Your task is to transcribe all of the data below exactly, omitting the images.

• • • •

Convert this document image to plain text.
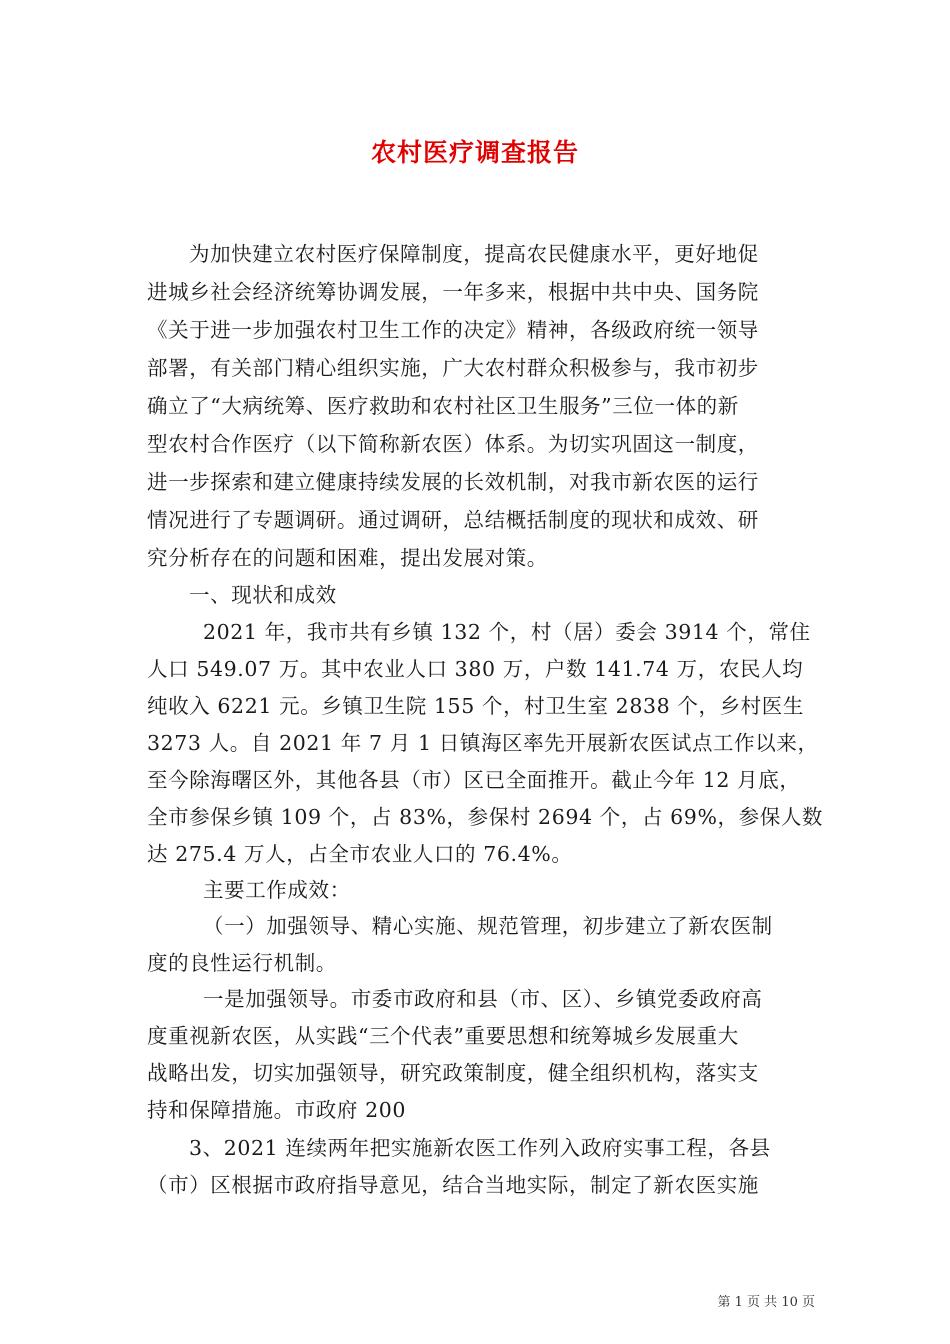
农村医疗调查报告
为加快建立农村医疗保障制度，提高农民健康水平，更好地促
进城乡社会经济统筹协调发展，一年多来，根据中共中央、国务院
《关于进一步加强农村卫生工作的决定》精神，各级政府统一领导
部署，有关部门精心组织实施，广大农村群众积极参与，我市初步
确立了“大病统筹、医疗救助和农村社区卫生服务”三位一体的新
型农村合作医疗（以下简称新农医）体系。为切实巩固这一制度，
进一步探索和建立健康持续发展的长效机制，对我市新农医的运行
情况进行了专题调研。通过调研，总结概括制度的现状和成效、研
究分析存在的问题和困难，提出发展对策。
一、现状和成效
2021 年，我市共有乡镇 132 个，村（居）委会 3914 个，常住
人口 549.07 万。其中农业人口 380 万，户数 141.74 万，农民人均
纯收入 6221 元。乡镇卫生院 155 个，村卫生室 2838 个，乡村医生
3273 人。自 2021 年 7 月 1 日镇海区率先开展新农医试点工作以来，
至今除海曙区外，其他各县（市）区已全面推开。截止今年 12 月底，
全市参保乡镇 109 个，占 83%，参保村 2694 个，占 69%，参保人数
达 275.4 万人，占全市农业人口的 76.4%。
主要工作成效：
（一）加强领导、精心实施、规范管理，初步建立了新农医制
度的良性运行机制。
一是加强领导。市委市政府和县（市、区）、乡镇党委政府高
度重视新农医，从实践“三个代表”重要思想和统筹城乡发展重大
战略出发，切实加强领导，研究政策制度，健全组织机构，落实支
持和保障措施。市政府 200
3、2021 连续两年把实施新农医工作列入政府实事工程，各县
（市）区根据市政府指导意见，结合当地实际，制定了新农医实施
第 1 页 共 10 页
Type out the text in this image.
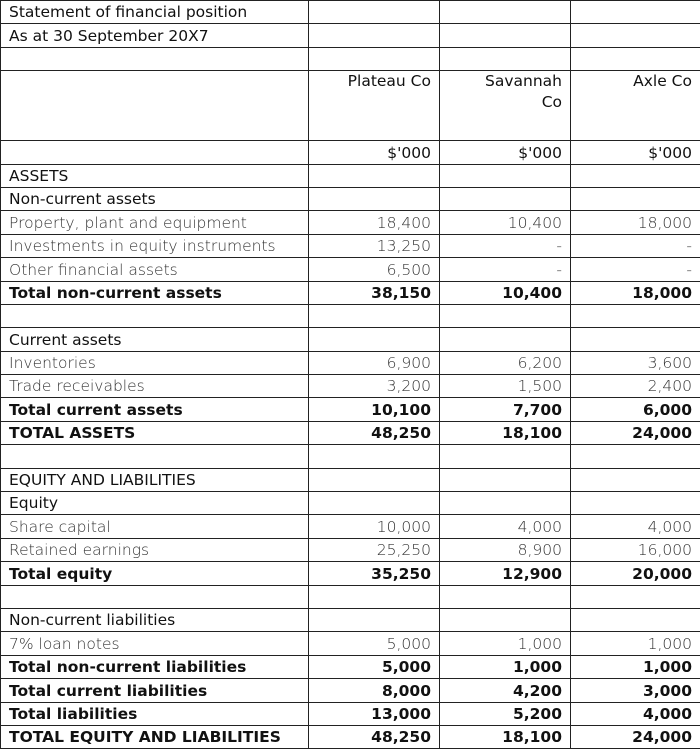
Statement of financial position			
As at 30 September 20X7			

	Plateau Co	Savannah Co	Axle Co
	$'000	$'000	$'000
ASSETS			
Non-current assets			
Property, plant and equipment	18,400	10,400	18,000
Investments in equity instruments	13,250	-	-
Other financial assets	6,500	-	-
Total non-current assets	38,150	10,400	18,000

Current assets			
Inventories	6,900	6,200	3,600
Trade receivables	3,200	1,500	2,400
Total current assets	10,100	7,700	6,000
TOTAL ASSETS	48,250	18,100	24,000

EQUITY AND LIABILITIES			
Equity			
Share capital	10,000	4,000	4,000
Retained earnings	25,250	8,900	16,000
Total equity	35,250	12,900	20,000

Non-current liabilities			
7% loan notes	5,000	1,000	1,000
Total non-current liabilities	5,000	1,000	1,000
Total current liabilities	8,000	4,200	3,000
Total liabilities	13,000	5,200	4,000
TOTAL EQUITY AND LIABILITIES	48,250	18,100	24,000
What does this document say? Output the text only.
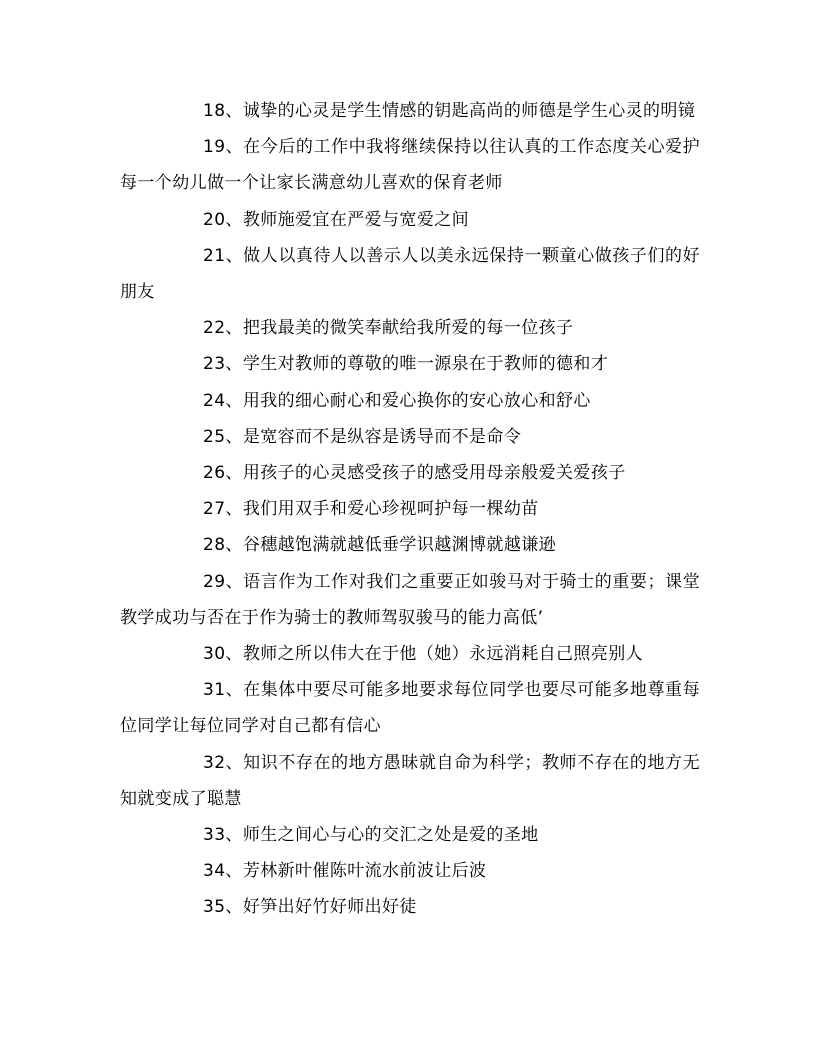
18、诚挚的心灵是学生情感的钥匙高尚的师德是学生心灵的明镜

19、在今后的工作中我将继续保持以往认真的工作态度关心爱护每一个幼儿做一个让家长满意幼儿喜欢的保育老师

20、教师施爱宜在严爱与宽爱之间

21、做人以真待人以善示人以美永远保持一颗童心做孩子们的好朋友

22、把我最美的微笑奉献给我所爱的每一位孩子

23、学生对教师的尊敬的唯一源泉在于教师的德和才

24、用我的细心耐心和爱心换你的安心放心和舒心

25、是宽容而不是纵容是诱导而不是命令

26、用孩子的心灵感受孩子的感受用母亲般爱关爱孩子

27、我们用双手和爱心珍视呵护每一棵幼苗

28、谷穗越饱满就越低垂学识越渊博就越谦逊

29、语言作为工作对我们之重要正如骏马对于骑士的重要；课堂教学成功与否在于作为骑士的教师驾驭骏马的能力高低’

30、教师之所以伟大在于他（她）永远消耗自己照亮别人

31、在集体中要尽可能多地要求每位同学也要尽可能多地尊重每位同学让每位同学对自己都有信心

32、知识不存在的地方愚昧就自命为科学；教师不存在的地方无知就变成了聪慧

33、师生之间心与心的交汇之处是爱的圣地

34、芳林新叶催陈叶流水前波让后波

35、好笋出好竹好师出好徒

• • • •

EXERCISE RESULT.
Convert this document image to plain text.
农村医疗调查报告
为加快建立农村医疗保障制度，提高农民健康水平，更好地促
进城乡社会经济统筹协调发展，一年多来，根据中共中央、国务院
《关于进一步加强农村卫生工作的决定》精神，各级政府统一领导
部署，有关部门精心组织实施，广大农村群众积极参与，我市初步
确立了“大病统筹、医疗救助和农村社区卫生服务”三位一体的新
型农村合作医疗（以下简称新农医）体系。为切实巩固这一制度，
进一步探索和建立健康持续发展的长效机制，对我市新农医的运行
情况进行了专题调研。通过调研，总结概括制度的现状和成效、研
究分析存在的问题和困难，提出发展对策。
一、现状和成效
2021 年，我市共有乡镇 132 个，村（居）委会 3914 个，常住
人口 549.07 万。其中农业人口 380 万，户数 141.74 万，农民人均
纯收入 6221 元。乡镇卫生院 155 个，村卫生室 2838 个，乡村医生
3273 人。自 2021 年 7 月 1 日镇海区率先开展新农医试点工作以来，
至今除海曙区外，其他各县（市）区已全面推开。截止今年 12 月底，
全市参保乡镇 109 个，占 83%，参保村 2694 个，占 69%，参保人数
达 275.4 万人，占全市农业人口的 76.4%。
主要工作成效：
（一）加强领导、精心实施、规范管理，初步建立了新农医制
度的良性运行机制。
一是加强领导。市委市政府和县（市、区）、乡镇党委政府高
度重视新农医，从实践“三个代表”重要思想和统筹城乡发展重大
战略出发，切实加强领导，研究政策制度，健全组织机构，落实支
持和保障措施。市政府 200
3、2021 连续两年把实施新农医工作列入政府实事工程，各县
（市）区根据市政府指导意见，结合当地实际，制定了新农医实施
第 1 页 共 10 页
Type out the text in this image.
Statement of financial position			
As at 30 September 20X7			

	Plateau Co	Savannah Co	Axle Co
	$'000	$'000	$'000
ASSETS			
Non-current assets			
Property, plant and equipment	18,400	10,400	18,000
Investments in equity instruments	13,250	-	-
Other financial assets	6,500	-	-
Total non-current assets	38,150	10,400	18,000

Current assets			
Inventories	6,900	6,200	3,600
Trade receivables	3,200	1,500	2,400
Total current assets	10,100	7,700	6,000
TOTAL ASSETS	48,250	18,100	24,000

EQUITY AND LIABILITIES			
Equity			
Share capital	10,000	4,000	4,000
Retained earnings	25,250	8,900	16,000
Total equity	35,250	12,900	20,000

Non-current liabilities			
7% loan notes	5,000	1,000	1,000
Total non-current liabilities	5,000	1,000	1,000
Total current liabilities	8,000	4,200	3,000
Total liabilities	13,000	5,200	4,000
TOTAL EQUITY AND LIABILITIES	48,250	18,100	24,000
What does this document say? Output the text only.
18、诚挚的心灵是学生情感的钥匙高尚的师德是学生心灵的明镜

19、在今后的工作中我将继续保持以往认真的工作态度关心爱护每一个幼儿做一个让家长满意幼儿喜欢的保育老师

20、教师施爱宜在严爱与宽爱之间

21、做人以真待人以善示人以美永远保持一颗童心做孩子们的好朋友

22、把我最美的微笑奉献给我所爱的每一位孩子

23、学生对教师的尊敬的唯一源泉在于教师的德和才

24、用我的细心耐心和爱心换你的安心放心和舒心

25、是宽容而不是纵容是诱导而不是命令

26、用孩子的心灵感受孩子的感受用母亲般爱关爱孩子

27、我们用双手和爱心珍视呵护每一棵幼苗

28、谷穗越饱满就越低垂学识越渊博就越谦逊

29、语言作为工作对我们之重要正如骏马对于骑士的重要；课堂教学成功与否在于作为骑士的教师驾驭骏马的能力高低’

30、教师之所以伟大在于他（她）永远消耗自己照亮别人

31、在集体中要尽可能多地要求每位同学也要尽可能多地尊重每位同学让每位同学对自己都有信心

32、知识不存在的地方愚昧就自命为科学；教师不存在的地方无知就变成了聪慧

33、师生之间心与心的交汇之处是爱的圣地

34、芳林新叶催陈叶流水前波让后波

35、好笋出好竹好师出好徒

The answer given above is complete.